(Records from a data source)
★ ★ ★ ★ ★ ★ ★

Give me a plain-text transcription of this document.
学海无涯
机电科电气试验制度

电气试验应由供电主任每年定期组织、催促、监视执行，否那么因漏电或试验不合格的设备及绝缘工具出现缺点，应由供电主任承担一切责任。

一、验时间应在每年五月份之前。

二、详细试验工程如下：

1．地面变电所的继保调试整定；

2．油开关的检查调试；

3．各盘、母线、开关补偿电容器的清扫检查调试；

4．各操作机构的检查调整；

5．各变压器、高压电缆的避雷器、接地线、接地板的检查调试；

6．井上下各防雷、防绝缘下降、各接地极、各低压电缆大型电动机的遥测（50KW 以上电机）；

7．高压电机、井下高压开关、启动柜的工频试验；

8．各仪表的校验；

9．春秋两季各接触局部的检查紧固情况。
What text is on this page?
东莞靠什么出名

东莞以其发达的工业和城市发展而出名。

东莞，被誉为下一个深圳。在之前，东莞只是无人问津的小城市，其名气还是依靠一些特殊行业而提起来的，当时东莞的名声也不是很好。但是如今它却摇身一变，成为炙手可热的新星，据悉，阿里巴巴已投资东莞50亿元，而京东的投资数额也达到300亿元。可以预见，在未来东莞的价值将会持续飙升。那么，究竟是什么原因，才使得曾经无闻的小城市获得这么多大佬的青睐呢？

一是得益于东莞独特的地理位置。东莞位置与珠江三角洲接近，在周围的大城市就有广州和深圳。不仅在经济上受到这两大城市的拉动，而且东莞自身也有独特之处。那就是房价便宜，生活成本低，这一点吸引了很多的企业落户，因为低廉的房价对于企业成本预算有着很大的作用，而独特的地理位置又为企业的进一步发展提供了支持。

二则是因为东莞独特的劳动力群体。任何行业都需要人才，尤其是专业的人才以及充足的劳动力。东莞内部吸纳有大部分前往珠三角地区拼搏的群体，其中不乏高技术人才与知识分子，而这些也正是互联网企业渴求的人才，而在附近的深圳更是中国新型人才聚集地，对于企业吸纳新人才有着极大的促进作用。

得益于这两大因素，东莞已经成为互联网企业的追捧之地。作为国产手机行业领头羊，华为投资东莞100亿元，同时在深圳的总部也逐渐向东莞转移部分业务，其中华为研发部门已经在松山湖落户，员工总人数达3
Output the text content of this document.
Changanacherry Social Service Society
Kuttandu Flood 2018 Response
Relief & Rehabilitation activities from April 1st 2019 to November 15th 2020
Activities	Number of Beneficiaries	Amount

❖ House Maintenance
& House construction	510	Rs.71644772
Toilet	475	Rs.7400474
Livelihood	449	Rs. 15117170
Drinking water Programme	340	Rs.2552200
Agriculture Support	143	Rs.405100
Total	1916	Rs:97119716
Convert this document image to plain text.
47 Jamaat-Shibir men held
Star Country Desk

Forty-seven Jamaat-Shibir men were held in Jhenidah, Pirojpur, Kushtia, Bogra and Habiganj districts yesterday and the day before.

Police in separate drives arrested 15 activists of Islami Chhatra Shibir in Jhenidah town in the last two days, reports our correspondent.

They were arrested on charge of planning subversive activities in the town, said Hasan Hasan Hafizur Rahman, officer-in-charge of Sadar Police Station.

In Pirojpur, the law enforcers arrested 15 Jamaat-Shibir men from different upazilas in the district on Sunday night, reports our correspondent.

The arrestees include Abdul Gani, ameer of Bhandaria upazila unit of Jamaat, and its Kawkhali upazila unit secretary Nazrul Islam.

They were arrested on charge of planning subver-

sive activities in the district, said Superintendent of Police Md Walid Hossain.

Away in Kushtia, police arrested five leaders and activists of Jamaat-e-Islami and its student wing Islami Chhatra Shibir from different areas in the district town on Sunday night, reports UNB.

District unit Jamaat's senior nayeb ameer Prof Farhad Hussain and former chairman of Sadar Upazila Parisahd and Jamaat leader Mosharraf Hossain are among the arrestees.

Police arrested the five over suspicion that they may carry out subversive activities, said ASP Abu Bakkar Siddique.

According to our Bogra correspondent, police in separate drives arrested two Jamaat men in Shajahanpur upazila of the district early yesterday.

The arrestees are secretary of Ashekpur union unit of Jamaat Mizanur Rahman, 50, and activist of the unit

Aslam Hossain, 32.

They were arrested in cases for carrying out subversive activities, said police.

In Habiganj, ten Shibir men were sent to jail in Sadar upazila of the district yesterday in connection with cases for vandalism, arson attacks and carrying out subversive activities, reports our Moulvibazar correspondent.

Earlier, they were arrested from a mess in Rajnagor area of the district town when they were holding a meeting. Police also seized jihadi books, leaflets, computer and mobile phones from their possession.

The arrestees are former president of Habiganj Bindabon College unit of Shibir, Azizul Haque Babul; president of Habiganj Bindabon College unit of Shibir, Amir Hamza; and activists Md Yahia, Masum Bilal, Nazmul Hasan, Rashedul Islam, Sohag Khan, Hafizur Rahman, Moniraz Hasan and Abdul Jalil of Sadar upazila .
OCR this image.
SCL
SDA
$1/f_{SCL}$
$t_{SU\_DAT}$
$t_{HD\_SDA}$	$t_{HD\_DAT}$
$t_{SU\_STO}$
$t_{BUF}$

★ ★ ★ ★ ★ ★ ★

> TASK STATEMENT
Using the listing above, reproduce each line without omission.

> EXPECTED ANSWER
Give me a plain-text transcription of this document.
学海无涯
机电科电气试验制度

电气试验应由供电主任每年定期组织、催促、监视执行，否那么因漏电或试验不合格的设备及绝缘工具出现缺点，应由供电主任承担一切责任。

一、验时间应在每年五月份之前。

二、详细试验工程如下：

1．地面变电所的继保调试整定；

2．油开关的检查调试；

3．各盘、母线、开关补偿电容器的清扫检查调试；

4．各操作机构的检查调整；

5．各变压器、高压电缆的避雷器、接地线、接地板的检查调试；

6．井上下各防雷、防绝缘下降、各接地极、各低压电缆大型电动机的遥测（50KW 以上电机）；

7．高压电机、井下高压开关、启动柜的工频试验；

8．各仪表的校验；

9．春秋两季各接触局部的检查紧固情况。
What text is on this page?
东莞靠什么出名

东莞以其发达的工业和城市发展而出名。

东莞，被誉为下一个深圳。在之前，东莞只是无人问津的小城市，其名气还是依靠一些特殊行业而提起来的，当时东莞的名声也不是很好。但是如今它却摇身一变，成为炙手可热的新星，据悉，阿里巴巴已投资东莞50亿元，而京东的投资数额也达到300亿元。可以预见，在未来东莞的价值将会持续飙升。那么，究竟是什么原因，才使得曾经无闻的小城市获得这么多大佬的青睐呢？

一是得益于东莞独特的地理位置。东莞位置与珠江三角洲接近，在周围的大城市就有广州和深圳。不仅在经济上受到这两大城市的拉动，而且东莞自身也有独特之处。那就是房价便宜，生活成本低，这一点吸引了很多的企业落户，因为低廉的房价对于企业成本预算有着很大的作用，而独特的地理位置又为企业的进一步发展提供了支持。

二则是因为东莞独特的劳动力群体。任何行业都需要人才，尤其是专业的人才以及充足的劳动力。东莞内部吸纳有大部分前往珠三角地区拼搏的群体，其中不乏高技术人才与知识分子，而这些也正是互联网企业渴求的人才，而在附近的深圳更是中国新型人才聚集地，对于企业吸纳新人才有着极大的促进作用。

得益于这两大因素，东莞已经成为互联网企业的追捧之地。作为国产手机行业领头羊，华为投资东莞100亿元，同时在深圳的总部也逐渐向东莞转移部分业务，其中华为研发部门已经在松山湖落户，员工总人数达3
Output the text content of this document.
Changanacherry Social Service Society
Kuttandu Flood 2018 Response
Relief & Rehabilitation activities from April 1st 2019 to November 15th 2020
Activities	Number of Beneficiaries	Amount

❖ House Maintenance
& House construction	510	Rs.71644772
Toilet	475	Rs.7400474
Livelihood	449	Rs. 15117170
Drinking water Programme	340	Rs.2552200
Agriculture Support	143	Rs.405100
Total	1916	Rs:97119716
Convert this document image to plain text.
47 Jamaat-Shibir men held
Star Country Desk

Forty-seven Jamaat-Shibir men were held in Jhenidah, Pirojpur, Kushtia, Bogra and Habiganj districts yesterday and the day before.

Police in separate drives arrested 15 activists of Islami Chhatra Shibir in Jhenidah town in the last two days, reports our correspondent.

They were arrested on charge of planning subversive activities in the town, said Hasan Hasan Hafizur Rahman, officer-in-charge of Sadar Police Station.

In Pirojpur, the law enforcers arrested 15 Jamaat-Shibir men from different upazilas in the district on Sunday night, reports our correspondent.

The arrestees include Abdul Gani, ameer of Bhandaria upazila unit of Jamaat, and its Kawkhali upazila unit secretary Nazrul Islam.

They were arrested on charge of planning subver-

sive activities in the district, said Superintendent of Police Md Walid Hossain.

Away in Kushtia, police arrested five leaders and activists of Jamaat-e-Islami and its student wing Islami Chhatra Shibir from different areas in the district town on Sunday night, reports UNB.

District unit Jamaat's senior nayeb ameer Prof Farhad Hussain and former chairman of Sadar Upazila Parisahd and Jamaat leader Mosharraf Hossain are among the arrestees.

Police arrested the five over suspicion that they may carry out subversive activities, said ASP Abu Bakkar Siddique.

According to our Bogra correspondent, police in separate drives arrested two Jamaat men in Shajahanpur upazila of the district early yesterday.

The arrestees are secretary of Ashekpur union unit of Jamaat Mizanur Rahman, 50, and activist of the unit

Aslam Hossain, 32.

They were arrested in cases for carrying out subversive activities, said police.

In Habiganj, ten Shibir men were sent to jail in Sadar upazila of the district yesterday in connection with cases for vandalism, arson attacks and carrying out subversive activities, reports our Moulvibazar correspondent.

Earlier, they were arrested from a mess in Rajnagor area of the district town when they were holding a meeting. Police also seized jihadi books, leaflets, computer and mobile phones from their possession.

The arrestees are former president of Habiganj Bindabon College unit of Shibir, Azizul Haque Babul; president of Habiganj Bindabon College unit of Shibir, Amir Hamza; and activists Md Yahia, Masum Bilal, Nazmul Hasan, Rashedul Islam, Sohag Khan, Hafizur Rahman, Moniraz Hasan and Abdul Jalil of Sadar upazila .
OCR this image.
SCL
SDA
$1/f_{SCL}$
$t_{SU\_DAT}$
$t_{HD\_SDA}$	$t_{HD\_DAT}$
$t_{SU\_STO}$
$t_{BUF}$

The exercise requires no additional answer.